CHALLENGE ▸ In the entries that follow, how many lines contain the word "remains"? Answer with the number only.

GIVEN DATA ▸
## begin

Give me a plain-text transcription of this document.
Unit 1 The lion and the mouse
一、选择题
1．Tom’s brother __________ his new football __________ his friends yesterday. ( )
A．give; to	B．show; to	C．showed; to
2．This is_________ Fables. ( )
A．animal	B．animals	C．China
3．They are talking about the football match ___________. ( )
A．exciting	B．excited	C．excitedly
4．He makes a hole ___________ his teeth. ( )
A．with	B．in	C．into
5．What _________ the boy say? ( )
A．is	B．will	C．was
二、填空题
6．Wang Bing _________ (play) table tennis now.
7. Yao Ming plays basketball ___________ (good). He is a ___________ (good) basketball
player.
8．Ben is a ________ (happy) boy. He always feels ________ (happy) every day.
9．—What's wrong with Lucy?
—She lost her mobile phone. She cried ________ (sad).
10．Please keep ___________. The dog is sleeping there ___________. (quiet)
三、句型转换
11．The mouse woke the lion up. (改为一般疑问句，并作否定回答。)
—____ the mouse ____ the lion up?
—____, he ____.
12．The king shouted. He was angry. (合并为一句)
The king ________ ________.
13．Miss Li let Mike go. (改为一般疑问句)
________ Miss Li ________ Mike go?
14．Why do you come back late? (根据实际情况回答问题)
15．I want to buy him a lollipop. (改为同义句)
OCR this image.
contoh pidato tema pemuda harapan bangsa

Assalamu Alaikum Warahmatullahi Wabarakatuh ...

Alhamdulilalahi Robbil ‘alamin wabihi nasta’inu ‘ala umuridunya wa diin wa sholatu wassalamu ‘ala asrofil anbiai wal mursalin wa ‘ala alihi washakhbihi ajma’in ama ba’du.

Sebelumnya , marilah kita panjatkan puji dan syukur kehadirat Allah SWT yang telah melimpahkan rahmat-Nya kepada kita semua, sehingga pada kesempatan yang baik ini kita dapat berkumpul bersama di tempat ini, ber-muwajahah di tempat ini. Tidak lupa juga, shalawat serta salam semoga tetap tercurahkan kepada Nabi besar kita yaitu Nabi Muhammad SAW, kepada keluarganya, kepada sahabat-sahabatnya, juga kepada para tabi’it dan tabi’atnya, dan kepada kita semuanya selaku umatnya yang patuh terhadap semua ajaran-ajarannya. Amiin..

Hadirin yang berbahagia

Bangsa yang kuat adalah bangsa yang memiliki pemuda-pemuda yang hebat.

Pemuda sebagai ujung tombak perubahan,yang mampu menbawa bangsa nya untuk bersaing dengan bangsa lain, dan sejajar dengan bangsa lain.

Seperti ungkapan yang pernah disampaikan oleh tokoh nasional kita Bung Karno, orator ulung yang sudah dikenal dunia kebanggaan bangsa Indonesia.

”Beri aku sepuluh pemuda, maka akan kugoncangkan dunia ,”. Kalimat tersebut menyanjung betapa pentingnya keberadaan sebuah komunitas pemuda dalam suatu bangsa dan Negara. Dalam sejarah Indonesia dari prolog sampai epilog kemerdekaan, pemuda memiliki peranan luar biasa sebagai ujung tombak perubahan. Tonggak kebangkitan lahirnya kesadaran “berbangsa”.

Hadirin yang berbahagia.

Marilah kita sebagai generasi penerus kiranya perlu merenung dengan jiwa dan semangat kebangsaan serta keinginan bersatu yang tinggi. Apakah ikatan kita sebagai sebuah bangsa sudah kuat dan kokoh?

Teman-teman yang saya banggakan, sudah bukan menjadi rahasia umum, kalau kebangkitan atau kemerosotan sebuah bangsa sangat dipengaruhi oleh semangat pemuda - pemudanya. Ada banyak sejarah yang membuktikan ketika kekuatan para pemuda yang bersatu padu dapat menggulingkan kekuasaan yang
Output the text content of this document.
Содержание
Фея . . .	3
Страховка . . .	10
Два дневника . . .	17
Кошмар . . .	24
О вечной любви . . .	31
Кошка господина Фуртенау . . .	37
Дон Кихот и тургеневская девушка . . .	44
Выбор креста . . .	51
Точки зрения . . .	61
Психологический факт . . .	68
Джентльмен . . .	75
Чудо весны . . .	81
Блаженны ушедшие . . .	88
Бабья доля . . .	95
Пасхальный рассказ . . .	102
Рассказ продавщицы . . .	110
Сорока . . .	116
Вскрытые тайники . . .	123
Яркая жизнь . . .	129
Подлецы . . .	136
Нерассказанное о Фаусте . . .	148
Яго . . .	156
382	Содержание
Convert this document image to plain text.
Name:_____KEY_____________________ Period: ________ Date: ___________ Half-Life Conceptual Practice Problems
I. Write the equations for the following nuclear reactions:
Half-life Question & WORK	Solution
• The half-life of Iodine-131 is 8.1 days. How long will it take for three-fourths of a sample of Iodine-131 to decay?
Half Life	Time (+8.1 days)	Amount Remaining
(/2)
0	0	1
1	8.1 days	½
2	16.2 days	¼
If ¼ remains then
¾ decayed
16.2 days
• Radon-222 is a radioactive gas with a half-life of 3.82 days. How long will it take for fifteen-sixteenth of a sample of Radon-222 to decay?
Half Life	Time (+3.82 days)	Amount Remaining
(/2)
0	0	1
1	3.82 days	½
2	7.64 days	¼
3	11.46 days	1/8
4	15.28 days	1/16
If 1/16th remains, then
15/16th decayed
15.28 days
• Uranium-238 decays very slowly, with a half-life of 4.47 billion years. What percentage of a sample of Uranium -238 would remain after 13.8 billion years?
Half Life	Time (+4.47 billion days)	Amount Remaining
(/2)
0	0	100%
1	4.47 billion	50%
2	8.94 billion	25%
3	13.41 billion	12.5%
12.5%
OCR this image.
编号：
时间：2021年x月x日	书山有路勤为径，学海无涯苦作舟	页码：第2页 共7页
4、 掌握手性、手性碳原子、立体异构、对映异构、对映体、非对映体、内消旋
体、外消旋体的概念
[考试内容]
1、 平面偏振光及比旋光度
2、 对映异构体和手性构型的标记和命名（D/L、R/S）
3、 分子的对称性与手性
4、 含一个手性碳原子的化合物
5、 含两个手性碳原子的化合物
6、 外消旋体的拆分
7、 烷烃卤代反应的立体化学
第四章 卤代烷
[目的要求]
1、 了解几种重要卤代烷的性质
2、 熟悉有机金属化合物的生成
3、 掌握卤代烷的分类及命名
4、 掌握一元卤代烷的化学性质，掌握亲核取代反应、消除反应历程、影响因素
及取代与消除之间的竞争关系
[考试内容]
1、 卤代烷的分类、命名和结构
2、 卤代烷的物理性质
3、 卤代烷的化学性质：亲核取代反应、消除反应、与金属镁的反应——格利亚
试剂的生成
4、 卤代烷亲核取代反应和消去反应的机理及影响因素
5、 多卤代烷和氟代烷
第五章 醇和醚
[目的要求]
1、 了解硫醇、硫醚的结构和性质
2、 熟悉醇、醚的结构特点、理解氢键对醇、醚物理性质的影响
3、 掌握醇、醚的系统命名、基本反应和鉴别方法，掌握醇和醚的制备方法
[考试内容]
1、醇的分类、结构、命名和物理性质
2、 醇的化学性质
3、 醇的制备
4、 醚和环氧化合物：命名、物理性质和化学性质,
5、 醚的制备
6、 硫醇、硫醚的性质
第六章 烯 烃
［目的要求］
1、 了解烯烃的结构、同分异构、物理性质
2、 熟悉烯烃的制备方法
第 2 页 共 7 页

## end

WORKED ANSWER ▸ 2